■ **RECORDS SHOWN**:
>>>>>
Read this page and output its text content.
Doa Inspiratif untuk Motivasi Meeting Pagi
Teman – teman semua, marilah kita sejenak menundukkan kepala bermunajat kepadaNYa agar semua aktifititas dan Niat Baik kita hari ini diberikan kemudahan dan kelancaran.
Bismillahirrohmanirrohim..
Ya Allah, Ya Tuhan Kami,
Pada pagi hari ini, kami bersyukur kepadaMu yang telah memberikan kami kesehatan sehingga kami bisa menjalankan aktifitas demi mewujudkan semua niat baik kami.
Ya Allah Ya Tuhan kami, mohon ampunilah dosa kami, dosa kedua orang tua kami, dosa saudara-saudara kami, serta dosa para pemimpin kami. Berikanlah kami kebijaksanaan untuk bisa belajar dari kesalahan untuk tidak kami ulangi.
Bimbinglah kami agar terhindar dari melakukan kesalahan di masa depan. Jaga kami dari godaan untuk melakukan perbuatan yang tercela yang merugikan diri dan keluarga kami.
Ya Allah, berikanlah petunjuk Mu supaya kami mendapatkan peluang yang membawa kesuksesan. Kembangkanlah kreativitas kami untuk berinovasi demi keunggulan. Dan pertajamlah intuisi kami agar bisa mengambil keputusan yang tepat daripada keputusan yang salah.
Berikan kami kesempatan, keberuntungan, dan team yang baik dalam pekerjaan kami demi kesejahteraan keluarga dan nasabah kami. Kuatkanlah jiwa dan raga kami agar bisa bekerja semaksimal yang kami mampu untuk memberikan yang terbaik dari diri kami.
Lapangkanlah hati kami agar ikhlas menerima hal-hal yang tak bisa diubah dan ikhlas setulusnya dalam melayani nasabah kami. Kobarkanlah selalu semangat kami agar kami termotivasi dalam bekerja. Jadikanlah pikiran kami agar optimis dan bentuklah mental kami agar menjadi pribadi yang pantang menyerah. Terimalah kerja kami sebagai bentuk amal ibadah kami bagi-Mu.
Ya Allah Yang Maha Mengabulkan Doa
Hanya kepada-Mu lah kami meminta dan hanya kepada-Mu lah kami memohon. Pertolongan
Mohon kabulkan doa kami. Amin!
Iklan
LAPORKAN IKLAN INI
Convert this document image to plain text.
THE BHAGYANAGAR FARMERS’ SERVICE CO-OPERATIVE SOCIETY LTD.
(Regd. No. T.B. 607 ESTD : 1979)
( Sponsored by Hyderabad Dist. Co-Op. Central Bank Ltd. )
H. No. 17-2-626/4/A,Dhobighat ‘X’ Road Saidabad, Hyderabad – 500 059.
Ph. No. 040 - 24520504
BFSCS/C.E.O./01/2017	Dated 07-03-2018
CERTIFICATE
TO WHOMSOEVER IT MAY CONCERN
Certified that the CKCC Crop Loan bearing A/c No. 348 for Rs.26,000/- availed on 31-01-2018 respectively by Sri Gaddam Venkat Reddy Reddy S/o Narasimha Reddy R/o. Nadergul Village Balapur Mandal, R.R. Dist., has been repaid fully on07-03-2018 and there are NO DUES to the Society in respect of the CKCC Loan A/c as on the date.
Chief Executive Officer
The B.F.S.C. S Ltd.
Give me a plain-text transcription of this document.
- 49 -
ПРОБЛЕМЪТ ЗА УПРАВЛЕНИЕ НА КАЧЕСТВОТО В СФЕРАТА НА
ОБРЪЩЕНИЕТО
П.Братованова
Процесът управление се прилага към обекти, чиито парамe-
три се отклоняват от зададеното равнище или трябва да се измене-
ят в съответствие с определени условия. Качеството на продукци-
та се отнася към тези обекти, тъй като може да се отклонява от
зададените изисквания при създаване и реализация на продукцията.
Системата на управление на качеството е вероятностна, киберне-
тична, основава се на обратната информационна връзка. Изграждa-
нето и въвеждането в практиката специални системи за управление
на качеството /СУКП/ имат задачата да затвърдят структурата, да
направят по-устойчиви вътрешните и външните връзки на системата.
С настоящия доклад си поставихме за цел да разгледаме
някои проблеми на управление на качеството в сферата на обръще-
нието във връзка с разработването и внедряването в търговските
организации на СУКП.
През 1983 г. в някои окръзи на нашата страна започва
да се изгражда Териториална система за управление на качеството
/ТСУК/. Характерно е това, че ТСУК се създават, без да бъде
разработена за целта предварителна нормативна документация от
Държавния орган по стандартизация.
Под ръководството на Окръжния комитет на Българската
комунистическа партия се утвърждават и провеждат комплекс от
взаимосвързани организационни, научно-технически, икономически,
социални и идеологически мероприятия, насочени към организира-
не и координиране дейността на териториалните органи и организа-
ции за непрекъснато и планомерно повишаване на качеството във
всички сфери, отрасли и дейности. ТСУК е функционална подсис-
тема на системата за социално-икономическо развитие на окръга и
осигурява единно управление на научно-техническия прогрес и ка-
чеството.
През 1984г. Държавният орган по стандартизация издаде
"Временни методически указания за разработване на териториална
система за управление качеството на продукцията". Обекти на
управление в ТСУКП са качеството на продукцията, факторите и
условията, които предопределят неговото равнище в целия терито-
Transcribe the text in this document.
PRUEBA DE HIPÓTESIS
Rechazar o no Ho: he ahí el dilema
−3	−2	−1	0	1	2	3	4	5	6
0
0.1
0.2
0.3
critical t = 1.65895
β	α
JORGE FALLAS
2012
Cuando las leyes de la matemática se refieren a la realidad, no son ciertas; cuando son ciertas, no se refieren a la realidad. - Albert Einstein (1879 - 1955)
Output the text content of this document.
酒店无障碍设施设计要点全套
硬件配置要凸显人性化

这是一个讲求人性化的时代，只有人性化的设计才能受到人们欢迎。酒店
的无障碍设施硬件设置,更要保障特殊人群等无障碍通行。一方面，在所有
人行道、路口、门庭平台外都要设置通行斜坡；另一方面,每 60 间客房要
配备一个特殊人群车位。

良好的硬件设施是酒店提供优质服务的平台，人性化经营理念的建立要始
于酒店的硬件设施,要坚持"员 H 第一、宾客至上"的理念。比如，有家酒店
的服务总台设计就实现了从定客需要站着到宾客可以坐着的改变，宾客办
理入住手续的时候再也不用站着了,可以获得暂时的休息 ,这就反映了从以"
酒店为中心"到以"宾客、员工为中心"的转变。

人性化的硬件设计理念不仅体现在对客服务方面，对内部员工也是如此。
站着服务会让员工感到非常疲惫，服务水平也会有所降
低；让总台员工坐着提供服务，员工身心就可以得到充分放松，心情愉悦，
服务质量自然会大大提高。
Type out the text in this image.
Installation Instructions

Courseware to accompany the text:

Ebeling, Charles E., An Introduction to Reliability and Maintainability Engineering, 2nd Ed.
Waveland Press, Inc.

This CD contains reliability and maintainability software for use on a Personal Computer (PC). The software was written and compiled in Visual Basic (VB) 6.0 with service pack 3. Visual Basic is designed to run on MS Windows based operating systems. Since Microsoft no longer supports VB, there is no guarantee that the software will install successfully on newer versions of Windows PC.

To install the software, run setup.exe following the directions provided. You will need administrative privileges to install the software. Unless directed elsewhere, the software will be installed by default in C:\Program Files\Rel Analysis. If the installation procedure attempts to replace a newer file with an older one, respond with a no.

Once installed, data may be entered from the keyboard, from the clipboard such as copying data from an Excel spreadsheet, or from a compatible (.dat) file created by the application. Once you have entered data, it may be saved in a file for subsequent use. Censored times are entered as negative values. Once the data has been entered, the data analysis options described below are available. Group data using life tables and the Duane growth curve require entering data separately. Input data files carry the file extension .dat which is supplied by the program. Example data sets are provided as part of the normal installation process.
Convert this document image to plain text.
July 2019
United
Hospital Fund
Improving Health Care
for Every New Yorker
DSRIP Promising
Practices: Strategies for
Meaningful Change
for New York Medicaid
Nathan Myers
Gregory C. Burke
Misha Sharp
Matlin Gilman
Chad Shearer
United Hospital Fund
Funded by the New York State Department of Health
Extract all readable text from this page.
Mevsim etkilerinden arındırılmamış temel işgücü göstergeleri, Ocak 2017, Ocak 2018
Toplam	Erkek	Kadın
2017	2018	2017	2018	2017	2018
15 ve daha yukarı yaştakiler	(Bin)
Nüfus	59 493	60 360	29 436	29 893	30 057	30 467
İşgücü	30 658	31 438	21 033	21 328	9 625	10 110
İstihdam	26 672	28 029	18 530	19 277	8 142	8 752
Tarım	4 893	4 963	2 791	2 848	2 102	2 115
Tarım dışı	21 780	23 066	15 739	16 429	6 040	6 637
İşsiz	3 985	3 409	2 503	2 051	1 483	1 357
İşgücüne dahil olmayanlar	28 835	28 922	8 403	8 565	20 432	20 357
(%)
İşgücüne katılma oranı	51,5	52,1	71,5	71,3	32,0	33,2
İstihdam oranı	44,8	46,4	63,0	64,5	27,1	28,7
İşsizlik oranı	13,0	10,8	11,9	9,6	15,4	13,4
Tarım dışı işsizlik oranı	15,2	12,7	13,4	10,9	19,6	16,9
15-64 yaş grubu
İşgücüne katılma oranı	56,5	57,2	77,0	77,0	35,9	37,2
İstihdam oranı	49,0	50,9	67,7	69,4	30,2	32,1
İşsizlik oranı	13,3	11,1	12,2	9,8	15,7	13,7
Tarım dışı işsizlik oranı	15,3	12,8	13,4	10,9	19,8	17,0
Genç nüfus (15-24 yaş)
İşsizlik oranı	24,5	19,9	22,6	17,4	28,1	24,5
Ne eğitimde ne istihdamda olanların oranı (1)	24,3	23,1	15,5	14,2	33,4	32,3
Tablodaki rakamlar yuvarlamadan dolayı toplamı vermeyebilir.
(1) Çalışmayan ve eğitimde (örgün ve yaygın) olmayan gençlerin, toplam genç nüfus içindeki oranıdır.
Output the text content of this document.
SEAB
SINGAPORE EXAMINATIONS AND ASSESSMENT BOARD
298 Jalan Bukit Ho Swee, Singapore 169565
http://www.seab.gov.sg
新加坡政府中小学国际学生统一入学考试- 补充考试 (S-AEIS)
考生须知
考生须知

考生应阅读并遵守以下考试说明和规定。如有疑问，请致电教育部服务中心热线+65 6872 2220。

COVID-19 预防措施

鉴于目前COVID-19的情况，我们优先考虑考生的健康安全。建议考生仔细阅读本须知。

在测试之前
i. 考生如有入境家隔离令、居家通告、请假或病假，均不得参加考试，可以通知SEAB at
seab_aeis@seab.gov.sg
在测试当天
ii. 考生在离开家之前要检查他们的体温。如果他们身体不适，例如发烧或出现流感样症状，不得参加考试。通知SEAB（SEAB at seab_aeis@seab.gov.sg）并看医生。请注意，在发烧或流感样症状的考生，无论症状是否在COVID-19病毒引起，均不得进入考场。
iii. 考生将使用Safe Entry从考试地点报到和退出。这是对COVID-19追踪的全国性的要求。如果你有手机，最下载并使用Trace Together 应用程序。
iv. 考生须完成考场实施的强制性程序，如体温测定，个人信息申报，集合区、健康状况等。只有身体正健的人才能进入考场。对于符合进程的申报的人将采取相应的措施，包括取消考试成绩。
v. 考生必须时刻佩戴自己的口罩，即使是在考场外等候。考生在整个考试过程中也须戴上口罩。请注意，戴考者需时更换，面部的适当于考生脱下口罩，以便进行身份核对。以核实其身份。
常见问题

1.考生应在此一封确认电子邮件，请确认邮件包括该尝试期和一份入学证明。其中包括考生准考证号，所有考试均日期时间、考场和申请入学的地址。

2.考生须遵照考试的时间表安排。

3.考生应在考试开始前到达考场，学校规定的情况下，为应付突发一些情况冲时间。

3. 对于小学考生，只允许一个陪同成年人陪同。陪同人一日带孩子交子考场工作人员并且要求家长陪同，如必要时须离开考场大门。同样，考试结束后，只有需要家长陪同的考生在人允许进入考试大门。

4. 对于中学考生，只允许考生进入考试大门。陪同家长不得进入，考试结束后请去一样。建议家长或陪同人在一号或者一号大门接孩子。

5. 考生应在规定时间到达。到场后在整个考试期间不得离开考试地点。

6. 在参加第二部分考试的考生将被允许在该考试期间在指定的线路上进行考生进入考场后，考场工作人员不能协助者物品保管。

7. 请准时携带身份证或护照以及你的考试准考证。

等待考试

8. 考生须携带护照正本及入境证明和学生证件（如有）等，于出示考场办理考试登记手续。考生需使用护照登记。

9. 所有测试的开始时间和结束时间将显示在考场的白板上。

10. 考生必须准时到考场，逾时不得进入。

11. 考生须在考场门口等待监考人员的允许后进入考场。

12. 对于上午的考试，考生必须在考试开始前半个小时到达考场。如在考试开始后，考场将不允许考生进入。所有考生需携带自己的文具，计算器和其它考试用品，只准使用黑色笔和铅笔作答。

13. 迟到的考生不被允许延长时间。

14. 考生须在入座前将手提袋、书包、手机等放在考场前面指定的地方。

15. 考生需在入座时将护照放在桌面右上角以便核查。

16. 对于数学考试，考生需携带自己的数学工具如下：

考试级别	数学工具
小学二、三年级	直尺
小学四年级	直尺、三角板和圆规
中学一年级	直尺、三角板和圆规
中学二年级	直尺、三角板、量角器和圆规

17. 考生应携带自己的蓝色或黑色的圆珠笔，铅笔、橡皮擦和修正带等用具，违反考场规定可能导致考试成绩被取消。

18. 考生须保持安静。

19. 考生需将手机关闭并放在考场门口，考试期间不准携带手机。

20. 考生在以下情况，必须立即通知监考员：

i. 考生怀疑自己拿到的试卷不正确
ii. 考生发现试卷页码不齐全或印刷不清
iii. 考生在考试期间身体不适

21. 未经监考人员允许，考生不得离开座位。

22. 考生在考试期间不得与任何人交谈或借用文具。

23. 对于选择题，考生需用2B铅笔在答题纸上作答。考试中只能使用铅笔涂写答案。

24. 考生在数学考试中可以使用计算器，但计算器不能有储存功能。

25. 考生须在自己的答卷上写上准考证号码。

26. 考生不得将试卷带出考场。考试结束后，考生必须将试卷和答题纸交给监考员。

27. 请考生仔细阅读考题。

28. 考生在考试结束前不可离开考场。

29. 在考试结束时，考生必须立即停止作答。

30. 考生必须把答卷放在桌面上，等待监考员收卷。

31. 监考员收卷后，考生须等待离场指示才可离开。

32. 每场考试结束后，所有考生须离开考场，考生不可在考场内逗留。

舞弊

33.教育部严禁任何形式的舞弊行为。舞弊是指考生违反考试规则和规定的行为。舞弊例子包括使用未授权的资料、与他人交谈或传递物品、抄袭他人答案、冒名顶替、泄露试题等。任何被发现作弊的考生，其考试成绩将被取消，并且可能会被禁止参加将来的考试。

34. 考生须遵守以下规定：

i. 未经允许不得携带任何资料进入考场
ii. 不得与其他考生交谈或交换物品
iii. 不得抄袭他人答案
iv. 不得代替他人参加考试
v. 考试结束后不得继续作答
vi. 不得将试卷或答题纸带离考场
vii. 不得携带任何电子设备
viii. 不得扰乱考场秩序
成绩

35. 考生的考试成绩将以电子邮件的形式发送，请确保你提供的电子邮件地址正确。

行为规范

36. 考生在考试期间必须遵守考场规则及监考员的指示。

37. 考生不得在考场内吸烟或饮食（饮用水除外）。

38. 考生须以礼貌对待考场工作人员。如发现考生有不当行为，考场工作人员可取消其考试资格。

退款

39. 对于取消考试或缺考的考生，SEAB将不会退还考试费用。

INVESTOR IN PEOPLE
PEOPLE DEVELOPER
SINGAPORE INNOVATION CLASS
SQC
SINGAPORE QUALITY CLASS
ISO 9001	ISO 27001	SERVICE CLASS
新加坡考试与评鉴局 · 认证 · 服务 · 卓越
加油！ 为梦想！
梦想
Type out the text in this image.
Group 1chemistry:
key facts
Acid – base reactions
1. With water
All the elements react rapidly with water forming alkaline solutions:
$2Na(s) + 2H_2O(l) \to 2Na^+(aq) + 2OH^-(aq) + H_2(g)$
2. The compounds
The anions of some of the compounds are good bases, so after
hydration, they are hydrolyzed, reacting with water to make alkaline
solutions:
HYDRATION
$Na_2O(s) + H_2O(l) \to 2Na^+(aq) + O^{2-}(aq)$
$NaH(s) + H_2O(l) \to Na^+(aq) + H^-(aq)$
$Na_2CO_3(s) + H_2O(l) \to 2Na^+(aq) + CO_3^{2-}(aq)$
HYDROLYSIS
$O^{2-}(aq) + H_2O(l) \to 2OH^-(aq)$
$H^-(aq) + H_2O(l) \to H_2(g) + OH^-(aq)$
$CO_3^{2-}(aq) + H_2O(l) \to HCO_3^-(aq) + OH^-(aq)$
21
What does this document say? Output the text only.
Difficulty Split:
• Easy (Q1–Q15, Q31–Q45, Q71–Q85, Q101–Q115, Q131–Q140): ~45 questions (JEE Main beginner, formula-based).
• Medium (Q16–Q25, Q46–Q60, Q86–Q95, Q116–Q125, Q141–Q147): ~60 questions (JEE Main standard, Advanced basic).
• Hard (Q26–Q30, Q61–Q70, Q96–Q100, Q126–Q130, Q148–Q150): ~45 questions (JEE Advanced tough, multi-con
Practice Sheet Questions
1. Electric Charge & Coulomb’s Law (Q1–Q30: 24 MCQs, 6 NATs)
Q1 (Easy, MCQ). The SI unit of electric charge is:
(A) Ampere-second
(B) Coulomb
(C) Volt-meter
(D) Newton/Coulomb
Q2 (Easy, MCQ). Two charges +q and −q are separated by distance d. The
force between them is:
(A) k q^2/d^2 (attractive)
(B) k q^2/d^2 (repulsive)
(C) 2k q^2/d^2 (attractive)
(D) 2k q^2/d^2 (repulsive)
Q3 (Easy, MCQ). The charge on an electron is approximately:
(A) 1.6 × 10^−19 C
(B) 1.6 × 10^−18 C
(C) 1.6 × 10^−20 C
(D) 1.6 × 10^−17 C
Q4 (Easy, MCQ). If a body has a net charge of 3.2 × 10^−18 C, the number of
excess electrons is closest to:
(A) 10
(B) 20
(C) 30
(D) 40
<<<<<
■ **REQUIRED TASK**:
Go through the records and gather the lines that hold "Group".

■ **SOLUTION BELOW**:
Once installed, data may be entered from the keyboard, from the clipboard such as copying data from an Excel spreadsheet, or from a compatible (.dat) file created by the application. Once you have entered data, it may be saved in a file for subsequent use. Censored times are entered as negative values. Once the data has been entered, the data analysis options described below are available. Group data using life tables and the Duane growth curve require entering data separately. Input data files carry the file extension .dat which is supplied by the program. Example data sets are provided as part of the normal installation process.
Group 1chemistry:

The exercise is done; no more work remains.